Figure dataset records
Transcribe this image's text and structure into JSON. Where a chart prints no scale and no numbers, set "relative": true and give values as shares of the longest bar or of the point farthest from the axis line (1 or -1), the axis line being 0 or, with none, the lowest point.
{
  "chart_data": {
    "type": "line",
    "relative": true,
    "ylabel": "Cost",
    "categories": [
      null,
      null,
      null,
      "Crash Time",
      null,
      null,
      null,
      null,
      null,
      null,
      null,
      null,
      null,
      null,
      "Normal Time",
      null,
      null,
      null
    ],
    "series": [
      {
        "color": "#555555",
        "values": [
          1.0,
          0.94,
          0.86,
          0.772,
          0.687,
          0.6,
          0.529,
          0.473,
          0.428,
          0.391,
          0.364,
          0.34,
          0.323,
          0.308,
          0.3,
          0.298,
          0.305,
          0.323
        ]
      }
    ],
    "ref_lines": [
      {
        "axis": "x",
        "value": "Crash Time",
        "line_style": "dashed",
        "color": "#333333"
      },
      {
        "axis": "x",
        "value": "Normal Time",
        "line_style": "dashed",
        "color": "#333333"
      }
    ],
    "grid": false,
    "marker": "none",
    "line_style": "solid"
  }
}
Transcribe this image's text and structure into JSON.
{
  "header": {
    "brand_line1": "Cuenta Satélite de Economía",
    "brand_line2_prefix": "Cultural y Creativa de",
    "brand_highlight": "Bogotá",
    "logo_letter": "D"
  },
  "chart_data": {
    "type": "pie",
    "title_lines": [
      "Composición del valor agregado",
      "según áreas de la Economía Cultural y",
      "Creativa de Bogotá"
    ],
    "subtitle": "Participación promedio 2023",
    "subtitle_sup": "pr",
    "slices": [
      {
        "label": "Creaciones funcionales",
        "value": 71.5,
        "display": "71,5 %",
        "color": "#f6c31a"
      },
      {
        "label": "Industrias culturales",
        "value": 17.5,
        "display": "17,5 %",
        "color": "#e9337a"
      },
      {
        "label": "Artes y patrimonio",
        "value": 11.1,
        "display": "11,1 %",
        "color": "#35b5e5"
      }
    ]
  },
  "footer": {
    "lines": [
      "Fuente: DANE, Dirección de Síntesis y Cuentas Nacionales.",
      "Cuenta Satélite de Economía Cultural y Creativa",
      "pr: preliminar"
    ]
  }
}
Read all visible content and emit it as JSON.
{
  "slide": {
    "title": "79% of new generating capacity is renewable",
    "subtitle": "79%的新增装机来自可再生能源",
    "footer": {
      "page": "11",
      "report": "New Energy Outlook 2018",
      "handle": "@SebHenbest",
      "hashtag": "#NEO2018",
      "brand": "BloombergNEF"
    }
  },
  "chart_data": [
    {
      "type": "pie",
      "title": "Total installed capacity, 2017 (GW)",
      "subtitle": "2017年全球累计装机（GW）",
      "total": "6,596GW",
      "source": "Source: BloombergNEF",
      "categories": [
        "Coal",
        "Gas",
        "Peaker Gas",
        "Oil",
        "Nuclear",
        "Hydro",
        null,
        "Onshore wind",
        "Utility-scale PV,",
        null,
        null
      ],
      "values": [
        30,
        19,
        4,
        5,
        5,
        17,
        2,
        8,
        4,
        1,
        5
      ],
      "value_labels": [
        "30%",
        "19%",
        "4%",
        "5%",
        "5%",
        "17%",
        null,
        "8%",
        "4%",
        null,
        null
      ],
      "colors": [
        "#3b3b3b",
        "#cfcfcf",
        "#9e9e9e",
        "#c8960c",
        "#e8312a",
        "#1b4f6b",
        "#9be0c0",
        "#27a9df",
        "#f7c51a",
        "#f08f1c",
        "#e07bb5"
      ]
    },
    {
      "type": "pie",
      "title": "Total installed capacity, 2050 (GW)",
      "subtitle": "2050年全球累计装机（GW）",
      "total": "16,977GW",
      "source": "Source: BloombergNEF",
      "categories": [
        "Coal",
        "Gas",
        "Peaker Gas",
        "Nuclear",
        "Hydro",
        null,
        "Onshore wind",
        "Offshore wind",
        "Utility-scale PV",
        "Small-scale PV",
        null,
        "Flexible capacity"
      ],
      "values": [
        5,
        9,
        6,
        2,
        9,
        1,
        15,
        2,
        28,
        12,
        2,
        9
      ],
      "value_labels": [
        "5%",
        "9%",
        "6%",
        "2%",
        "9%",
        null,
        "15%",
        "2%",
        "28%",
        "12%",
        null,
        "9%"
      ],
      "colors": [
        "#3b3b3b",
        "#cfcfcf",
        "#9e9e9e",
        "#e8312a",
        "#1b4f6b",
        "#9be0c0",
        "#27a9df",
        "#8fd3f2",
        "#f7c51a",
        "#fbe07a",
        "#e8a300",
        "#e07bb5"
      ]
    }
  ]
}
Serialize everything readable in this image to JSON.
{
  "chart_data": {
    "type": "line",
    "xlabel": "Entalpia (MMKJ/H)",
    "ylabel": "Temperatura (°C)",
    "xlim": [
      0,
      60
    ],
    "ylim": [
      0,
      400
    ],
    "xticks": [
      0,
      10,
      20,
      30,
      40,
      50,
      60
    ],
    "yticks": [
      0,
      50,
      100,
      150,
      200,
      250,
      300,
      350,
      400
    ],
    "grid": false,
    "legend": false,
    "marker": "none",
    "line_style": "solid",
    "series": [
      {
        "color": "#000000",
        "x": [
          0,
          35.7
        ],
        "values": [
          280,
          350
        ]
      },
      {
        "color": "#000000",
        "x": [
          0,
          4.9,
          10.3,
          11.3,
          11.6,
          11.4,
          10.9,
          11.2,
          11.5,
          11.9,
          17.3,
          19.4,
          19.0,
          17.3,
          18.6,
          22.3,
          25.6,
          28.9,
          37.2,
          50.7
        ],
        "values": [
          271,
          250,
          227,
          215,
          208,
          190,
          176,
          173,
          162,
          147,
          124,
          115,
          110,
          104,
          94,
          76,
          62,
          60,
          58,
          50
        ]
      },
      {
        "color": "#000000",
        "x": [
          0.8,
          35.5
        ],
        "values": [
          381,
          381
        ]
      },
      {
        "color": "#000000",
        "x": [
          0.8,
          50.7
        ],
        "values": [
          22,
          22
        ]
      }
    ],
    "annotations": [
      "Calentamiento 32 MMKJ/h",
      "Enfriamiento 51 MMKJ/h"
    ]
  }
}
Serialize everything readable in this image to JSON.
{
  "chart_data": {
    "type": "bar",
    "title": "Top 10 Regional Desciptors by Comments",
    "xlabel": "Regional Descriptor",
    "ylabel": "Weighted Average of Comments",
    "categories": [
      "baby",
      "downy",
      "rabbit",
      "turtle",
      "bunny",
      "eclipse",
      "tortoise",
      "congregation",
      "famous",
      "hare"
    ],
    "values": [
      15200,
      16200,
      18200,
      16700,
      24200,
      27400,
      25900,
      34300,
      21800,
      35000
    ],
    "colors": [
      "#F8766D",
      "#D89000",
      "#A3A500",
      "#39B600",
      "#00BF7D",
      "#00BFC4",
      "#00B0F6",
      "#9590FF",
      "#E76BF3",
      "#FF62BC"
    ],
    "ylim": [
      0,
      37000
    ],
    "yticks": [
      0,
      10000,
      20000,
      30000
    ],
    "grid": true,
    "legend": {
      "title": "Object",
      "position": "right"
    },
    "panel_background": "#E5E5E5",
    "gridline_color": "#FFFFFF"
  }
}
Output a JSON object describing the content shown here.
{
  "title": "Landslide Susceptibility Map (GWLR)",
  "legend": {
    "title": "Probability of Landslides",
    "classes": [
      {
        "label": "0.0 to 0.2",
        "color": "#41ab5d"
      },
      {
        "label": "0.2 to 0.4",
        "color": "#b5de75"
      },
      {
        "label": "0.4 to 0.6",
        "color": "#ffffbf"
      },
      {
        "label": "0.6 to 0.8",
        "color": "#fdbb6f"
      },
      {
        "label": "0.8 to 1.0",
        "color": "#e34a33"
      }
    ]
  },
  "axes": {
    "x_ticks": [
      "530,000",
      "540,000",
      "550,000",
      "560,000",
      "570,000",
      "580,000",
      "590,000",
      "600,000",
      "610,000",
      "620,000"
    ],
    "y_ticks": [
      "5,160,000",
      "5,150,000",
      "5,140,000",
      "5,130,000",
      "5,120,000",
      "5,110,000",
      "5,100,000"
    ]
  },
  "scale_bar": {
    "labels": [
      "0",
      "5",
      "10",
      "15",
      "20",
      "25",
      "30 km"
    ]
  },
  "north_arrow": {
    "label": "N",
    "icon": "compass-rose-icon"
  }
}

▶ **DIRECTIONS FOR THIS TASK**:
From the listing above, collect every line that mentions the word "structure".

▶ **FULL OUTPUT**:
Transcribe this image's text and structure into JSON. Where a chart prints no scale and no numbers, set "relative": true and give values as shares of the longest bar or of the point farthest from the axis line (1 or -1), the axis line being 0 or, with none, the lowest point.
Transcribe this image's text and structure into JSON.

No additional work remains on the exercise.